▸ Stated exercise
For this exercise, copy out each line of the material below that includes "可碳化硅酸钙水泥熟料".

▸ Record list
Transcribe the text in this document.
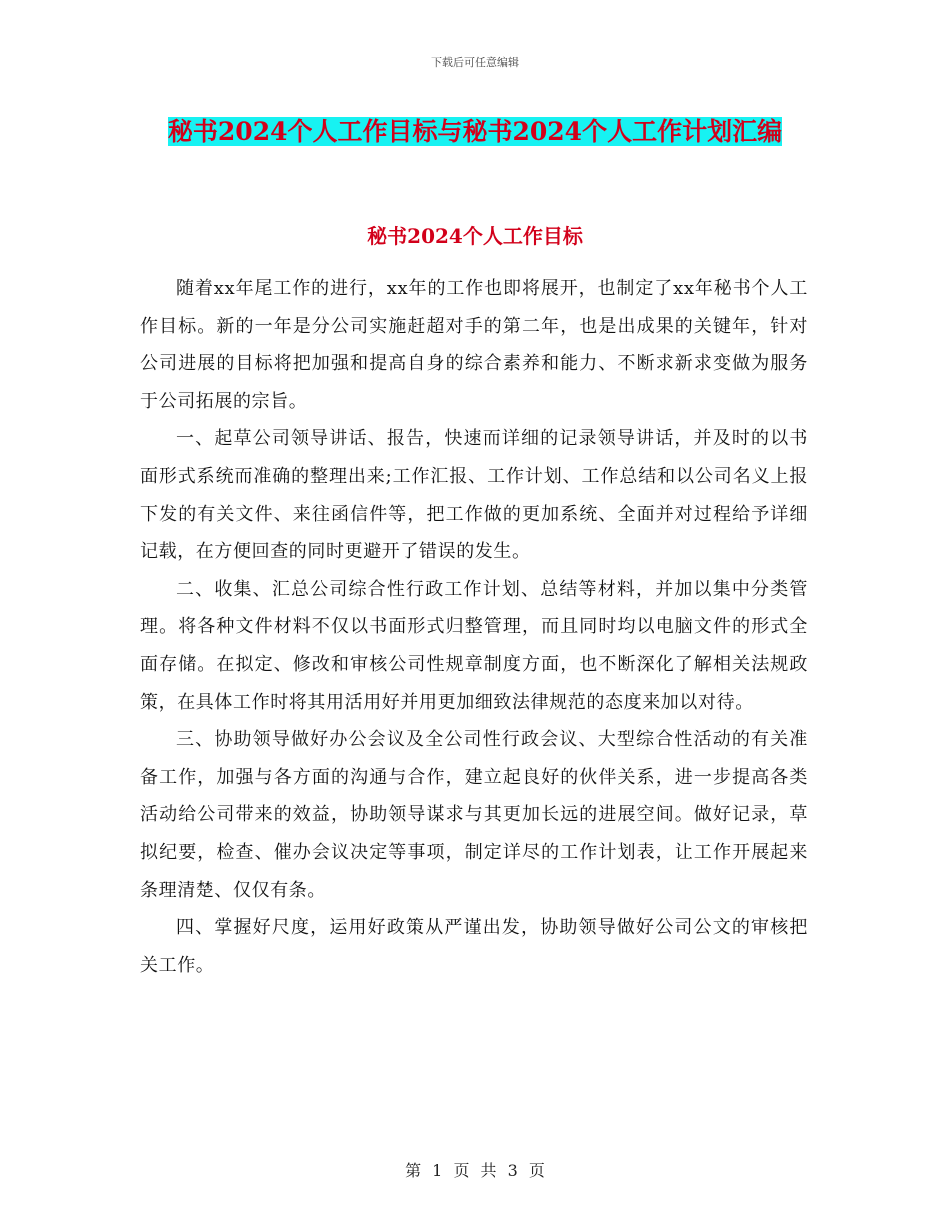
下载后可任意编辑
秘书2024个人工作目标与秘书2024个人工作计划汇编
秘书2024个人工作目标

随着xx年尾工作的进行，xx年的工作也即将展开，也制定了xx年秘书个人工作目标。新的一年是分公司实施赶超对手的第二年，也是出成果的关键年，针对公司进展的目标将把加强和提高自身的综合素养和能力、不断求新求变做为服务于公司拓展的宗旨。

一、起草公司领导讲话、报告，快速而详细的记录领导讲话，并及时的以书面形式系统而准确的整理出来;工作汇报、工作计划、工作总结和以公司名义上报下发的有关文件、来往函信件等，把工作做的更加系统、全面并对过程给予详细记载，在方便回查的同时更避开了错误的发生。

二、收集、汇总公司综合性行政工作计划、总结等材料，并加以集中分类管理。将各种文件材料不仅以书面形式归整管理，而且同时均以电脑文件的形式全面存储。在拟定、修改和审核公司性规章制度方面，也不断深化了解相关法规政策，在具体工作时将其用活用好并用更加细致法律规范的态度来加以对待。

三、协助领导做好办公会议及全公司性行政会议、大型综合性活动的有关准备工作，加强与各方面的沟通与合作，建立起良好的伙伴关系，进一步提高各类活动给公司带来的效益，协助领导谋求与其更加长远的进展空间。做好记录，草拟纪要，检查、催办会议决定等事项，制定详尽的工作计划表，让工作开展起来条理清楚、仅仅有条。

四、掌握好尺度，运用好政策从严谨出发，协助领导做好公司公文的审核把关工作。

第 1 页 共 3 页
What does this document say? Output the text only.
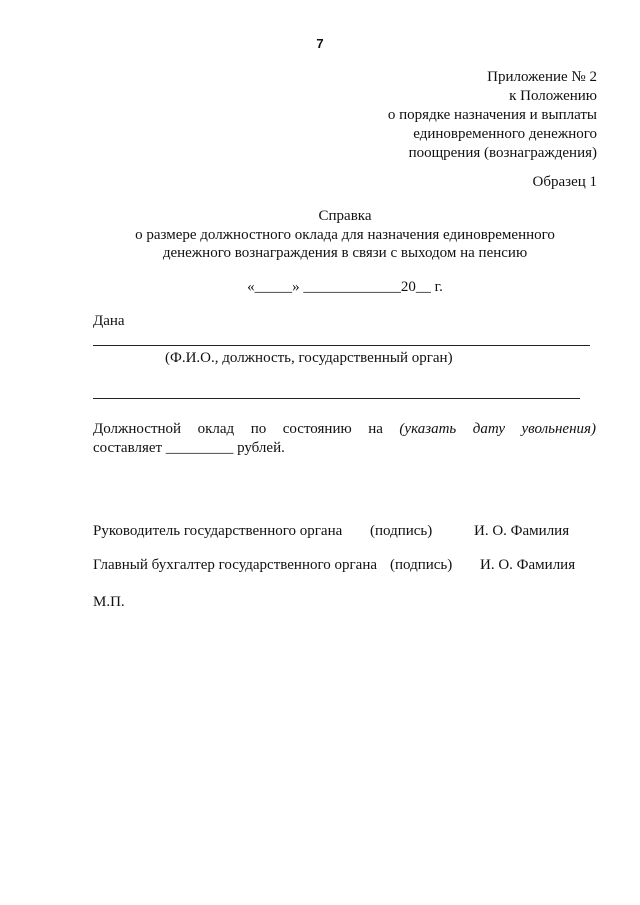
7
Приложение № 2
к Положению
о порядке назначения и выплаты
единовременного денежного
поощрения (вознаграждения)
Образец 1
Справка
о размере должностного оклада для назначения единовременного
денежного вознаграждения в связи с выходом на пенсию
«_____» _____________20__ г.
Дана
(Ф.И.О., должность, государственный орган)
Должностной оклад по состоянию на (указать дату увольнения)
составляет _________ рублей.
Руководитель государственного органа (подпись)	И. О. Фамилия
Главный бухгалтер государственного органа (подпись) И. О. Фамилия
М.П.
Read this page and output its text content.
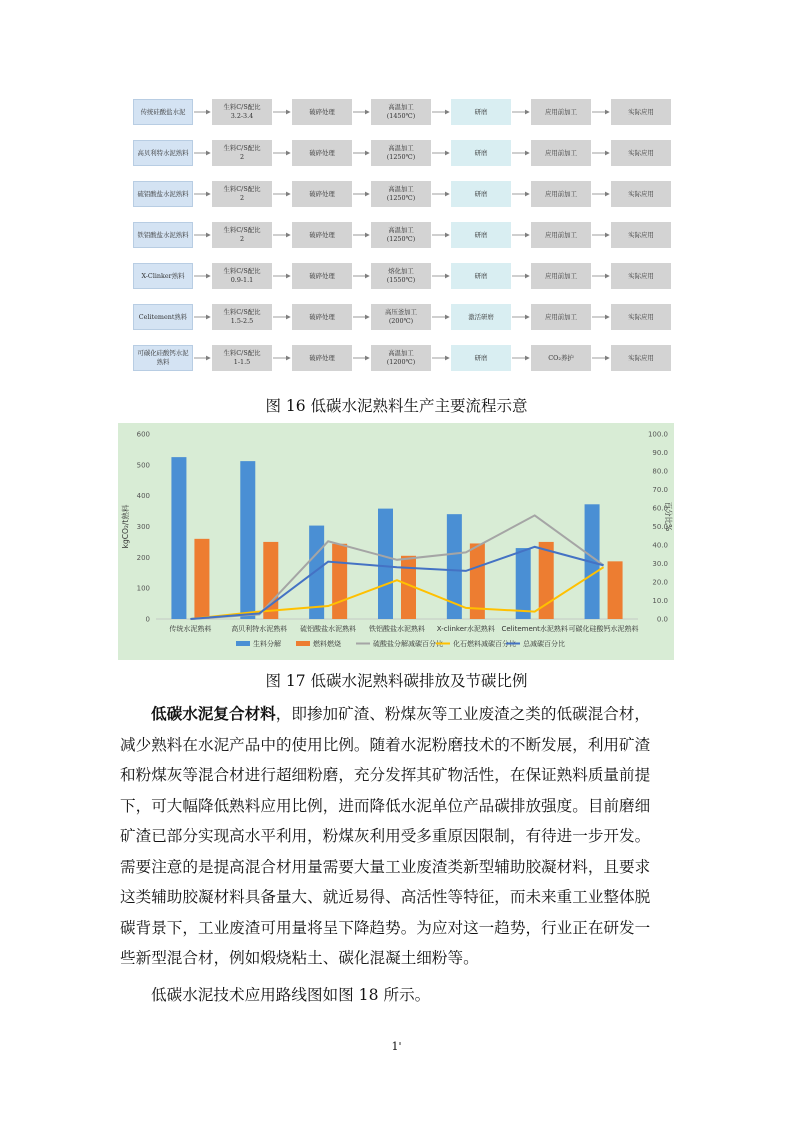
传统硅酸盐水泥
生料C/S配比
3.2-3.4
破碎处理
高温加工
(1450℃)
研磨	应用前加工	实际应用
高贝利特水泥熟料
生料C/S配比
2
破碎处理
高温加工
(1250℃)
研磨	应用前加工	实际应用
硫铝酸盐水泥熟料
生料C/S配比
2
破碎处理
高温加工
(1250℃)
研磨	应用前加工	实际应用
铁铝酸盐水泥熟料
生料C/S配比
2
破碎处理
高温加工
(1250℃)
研磨	应用前加工	实际应用
X-Clinker熟料
生料C/S配比
0.9-1.1
破碎处理
熔化加工
(1550℃)
研磨	应用前加工	实际应用
Celitement熟料
生料C/S配比
1.5-2.5
破碎处理
高压釜加工
(200℃)
激活研磨	应用前加工	实际应用
可碳化硅酸钙水泥熟料
生料C/S配比
1-1.5
破碎处理
高温加工
(1200℃)
研磨	CO₂养护	实际应用
图 16 低碳水泥熟料生产主要流程示意
0
100
200
300
400
500
600
0.0
10.0
20.0
30.0
40.0
50.0
60.0
70.0
80.0
90.0
100.0
kgCO₂/t熟料	百分比%
传统水泥熟料	高贝利特水泥熟料 硫铝酸盐水泥熟料 铁铝酸盐水泥熟料 X-clinker水泥熟料 Celitement水泥熟料 可碳化硅酸钙水泥熟料
生料分解	燃料燃烧	硫酸盐分解减碳百分比 化石燃料减碳百分比 总减碳百分比
图 17 低碳水泥熟料碳排放及节碳比例
低碳水泥复合材料，即掺加矿渣、粉煤灰等工业废渣之类的低碳混合材，
减少熟料在水泥产品中的使用比例。随着水泥粉磨技术的不断发展，利用矿渣
和粉煤灰等混合材进行超细粉磨，充分发挥其矿物活性，在保证熟料质量前提
下，可大幅降低熟料应用比例，进而降低水泥单位产品碳排放强度。目前磨细
矿渣已部分实现高水平利用，粉煤灰利用受多重原因限制，有待进一步开发。
需要注意的是提高混合材用量需要大量工业废渣类新型辅助胶凝材料，且要求
这类辅助胶凝材料具备量大、就近易得、高活性等特征，而未来重工业整体脱
碳背景下，工业废渣可用量将呈下降趋势。为应对这一趋势，行业正在研发一
些新型混合材，例如煅烧粘土、碳化混凝土细粉等。
低碳水泥技术应用路线图如图 18 所示。
1'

▸ Response to this exercise
可碳化硅酸钙水泥熟料
传统水泥熟料	高贝利特水泥熟料 硫铝酸盐水泥熟料 铁铝酸盐水泥熟料 X-clinker水泥熟料 Celitement水泥熟料 可碳化硅酸钙水泥熟料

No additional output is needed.